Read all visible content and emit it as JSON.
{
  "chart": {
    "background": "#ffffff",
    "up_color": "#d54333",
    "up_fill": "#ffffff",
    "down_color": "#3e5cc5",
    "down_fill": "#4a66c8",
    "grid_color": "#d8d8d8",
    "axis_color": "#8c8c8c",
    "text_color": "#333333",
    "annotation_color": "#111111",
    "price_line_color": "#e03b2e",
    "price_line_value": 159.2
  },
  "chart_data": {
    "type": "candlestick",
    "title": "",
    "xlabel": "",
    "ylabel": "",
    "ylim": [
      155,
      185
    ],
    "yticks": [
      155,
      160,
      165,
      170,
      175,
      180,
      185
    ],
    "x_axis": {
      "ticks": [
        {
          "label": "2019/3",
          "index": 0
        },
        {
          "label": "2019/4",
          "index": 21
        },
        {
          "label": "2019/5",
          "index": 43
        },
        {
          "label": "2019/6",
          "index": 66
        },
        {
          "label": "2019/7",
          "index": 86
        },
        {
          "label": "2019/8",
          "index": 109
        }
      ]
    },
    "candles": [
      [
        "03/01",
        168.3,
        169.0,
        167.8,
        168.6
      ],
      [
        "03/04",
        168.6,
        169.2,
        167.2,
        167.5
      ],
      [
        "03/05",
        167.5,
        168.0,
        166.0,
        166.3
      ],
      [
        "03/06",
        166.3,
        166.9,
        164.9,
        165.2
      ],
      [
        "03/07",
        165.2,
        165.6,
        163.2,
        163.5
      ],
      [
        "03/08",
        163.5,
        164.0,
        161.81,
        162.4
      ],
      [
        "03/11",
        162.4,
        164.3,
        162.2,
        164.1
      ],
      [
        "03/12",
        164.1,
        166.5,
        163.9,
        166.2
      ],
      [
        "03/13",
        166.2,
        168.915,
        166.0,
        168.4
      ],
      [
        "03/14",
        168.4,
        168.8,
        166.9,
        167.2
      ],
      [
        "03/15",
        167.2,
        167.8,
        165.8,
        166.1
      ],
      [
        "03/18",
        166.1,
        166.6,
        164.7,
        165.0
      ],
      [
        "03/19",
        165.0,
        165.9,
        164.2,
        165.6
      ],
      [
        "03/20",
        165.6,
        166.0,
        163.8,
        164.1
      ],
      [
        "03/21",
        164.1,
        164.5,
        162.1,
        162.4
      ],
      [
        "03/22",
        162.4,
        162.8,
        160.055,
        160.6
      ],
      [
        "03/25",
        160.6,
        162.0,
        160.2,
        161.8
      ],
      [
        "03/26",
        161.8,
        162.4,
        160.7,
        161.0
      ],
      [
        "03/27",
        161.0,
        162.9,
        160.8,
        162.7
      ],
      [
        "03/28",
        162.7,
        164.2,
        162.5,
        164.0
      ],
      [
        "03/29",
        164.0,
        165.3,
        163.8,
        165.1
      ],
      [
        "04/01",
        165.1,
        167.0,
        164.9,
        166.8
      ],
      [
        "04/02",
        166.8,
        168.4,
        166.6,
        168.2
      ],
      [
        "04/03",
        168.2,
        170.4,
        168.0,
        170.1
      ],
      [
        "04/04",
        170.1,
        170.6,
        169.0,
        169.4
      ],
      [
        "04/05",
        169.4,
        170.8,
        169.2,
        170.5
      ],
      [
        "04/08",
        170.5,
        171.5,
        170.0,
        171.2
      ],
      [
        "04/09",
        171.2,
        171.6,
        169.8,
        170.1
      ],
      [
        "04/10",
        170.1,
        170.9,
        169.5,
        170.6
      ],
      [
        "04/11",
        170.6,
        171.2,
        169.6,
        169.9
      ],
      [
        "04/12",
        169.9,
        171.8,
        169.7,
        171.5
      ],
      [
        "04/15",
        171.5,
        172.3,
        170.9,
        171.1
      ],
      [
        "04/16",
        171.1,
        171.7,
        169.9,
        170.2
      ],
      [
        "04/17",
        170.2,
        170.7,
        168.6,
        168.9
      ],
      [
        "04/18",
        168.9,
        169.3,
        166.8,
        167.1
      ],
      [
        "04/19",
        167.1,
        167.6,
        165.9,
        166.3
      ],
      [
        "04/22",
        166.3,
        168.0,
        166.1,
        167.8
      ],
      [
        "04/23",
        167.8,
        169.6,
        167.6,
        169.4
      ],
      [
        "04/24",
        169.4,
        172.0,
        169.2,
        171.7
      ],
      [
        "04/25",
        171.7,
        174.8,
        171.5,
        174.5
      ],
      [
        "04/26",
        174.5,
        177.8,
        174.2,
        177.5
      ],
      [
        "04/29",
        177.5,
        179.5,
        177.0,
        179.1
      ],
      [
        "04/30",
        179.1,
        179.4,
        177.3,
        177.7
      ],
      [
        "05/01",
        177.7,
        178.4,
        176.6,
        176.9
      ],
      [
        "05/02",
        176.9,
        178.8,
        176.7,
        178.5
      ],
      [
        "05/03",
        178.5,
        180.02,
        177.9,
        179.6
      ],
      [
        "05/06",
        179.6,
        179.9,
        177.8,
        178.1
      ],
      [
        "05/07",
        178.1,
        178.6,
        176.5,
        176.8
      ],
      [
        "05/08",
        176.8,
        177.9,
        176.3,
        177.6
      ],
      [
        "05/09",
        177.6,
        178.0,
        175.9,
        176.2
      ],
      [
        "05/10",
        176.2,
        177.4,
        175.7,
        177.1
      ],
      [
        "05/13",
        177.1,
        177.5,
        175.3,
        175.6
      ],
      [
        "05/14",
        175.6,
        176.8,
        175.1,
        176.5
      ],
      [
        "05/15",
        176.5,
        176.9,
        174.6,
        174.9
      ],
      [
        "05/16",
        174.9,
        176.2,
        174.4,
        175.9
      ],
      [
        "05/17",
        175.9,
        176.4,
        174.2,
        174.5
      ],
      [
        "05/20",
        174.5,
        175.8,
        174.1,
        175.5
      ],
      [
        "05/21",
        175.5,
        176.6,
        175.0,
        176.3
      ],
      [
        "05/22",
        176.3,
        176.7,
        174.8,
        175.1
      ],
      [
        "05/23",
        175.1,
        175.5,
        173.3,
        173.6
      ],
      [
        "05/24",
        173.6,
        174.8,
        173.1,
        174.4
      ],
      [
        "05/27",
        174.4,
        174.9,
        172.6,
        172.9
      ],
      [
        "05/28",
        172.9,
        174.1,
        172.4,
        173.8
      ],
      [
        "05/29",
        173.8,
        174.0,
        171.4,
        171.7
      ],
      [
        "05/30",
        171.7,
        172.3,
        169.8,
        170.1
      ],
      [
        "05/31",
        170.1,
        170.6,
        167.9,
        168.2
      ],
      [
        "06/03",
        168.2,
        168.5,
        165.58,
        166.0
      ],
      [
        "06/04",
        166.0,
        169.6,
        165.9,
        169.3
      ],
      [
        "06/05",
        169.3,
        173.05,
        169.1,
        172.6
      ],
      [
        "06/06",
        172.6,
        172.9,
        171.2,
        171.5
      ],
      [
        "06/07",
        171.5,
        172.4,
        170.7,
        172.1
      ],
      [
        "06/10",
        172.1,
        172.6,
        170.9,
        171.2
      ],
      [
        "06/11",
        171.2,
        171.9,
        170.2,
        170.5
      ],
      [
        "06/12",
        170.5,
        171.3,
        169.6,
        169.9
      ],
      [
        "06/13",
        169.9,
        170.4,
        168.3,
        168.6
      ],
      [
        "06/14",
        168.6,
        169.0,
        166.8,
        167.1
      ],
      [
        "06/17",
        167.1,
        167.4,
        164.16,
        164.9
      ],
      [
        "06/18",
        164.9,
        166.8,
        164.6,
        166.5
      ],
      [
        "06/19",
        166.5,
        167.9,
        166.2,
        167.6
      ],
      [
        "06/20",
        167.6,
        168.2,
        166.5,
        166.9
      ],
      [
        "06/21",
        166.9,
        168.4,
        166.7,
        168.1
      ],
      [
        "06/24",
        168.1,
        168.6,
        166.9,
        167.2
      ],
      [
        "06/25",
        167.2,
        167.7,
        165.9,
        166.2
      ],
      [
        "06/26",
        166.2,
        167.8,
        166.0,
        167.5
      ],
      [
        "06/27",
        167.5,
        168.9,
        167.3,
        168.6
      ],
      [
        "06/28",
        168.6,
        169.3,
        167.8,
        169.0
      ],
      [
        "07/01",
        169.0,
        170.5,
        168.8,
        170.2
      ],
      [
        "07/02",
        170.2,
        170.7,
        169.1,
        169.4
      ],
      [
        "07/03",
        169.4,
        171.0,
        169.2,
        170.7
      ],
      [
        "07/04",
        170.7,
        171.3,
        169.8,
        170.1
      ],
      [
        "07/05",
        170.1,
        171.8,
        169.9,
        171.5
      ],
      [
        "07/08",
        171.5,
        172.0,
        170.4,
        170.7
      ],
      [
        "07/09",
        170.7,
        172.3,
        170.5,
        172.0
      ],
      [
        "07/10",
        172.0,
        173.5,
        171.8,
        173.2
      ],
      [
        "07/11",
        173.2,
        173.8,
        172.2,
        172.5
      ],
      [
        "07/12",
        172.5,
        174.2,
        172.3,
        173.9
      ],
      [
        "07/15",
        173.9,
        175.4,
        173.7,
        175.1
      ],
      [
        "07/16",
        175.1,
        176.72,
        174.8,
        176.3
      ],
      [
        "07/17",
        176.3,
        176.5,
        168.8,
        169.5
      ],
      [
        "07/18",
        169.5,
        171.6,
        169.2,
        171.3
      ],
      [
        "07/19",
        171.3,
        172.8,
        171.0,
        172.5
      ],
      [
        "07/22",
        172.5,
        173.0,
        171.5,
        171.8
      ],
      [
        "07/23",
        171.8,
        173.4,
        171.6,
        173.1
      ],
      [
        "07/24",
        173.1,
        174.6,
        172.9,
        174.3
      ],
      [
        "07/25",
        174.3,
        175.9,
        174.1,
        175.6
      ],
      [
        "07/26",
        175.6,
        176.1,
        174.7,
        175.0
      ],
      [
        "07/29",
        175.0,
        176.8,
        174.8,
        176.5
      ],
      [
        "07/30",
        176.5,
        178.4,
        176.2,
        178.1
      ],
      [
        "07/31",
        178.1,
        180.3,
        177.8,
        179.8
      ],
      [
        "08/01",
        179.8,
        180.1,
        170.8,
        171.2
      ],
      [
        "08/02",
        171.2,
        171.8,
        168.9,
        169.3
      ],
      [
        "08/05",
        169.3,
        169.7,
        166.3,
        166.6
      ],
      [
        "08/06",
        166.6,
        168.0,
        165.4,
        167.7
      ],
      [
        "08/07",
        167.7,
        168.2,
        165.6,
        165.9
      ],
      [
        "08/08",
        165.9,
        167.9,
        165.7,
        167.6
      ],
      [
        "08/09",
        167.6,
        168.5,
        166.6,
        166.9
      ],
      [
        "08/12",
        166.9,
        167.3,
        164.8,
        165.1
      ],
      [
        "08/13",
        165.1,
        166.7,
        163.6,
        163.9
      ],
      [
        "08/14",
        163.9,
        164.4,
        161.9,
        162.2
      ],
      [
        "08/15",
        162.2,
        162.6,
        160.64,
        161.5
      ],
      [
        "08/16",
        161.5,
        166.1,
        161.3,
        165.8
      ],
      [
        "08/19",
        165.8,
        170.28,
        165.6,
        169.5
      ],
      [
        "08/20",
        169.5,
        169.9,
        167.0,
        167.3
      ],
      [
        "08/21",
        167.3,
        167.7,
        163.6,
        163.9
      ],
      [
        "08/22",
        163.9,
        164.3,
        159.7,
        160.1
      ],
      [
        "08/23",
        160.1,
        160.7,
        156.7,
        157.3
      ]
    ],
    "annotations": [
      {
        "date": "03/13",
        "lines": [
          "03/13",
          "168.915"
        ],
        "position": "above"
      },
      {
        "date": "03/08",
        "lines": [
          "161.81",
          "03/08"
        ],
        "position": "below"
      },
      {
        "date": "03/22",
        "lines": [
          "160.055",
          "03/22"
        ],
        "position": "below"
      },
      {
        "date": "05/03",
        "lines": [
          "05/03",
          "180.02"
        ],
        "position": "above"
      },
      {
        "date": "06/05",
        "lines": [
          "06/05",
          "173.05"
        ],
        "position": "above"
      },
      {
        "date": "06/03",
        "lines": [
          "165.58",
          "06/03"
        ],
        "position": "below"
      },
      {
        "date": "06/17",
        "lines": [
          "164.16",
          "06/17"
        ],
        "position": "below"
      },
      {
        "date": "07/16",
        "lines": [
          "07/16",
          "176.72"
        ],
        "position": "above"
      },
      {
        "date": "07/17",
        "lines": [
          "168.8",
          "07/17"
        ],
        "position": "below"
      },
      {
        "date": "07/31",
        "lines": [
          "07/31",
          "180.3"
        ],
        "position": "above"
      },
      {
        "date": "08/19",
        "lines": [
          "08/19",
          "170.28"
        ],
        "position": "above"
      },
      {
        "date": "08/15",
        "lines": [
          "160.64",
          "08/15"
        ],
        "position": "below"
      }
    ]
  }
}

*To do*
In the records above, find the lines containing "date" and copy them.

*Final result*
        "date": "03/13",
        "date": "03/08",
        "date": "03/22",
        "date": "05/03",
        "date": "06/05",
        "date": "06/03",
        "date": "06/17",
        "date": "07/16",
        "date": "07/17",
        "date": "07/31",
        "date": "08/19",
        "date": "08/15",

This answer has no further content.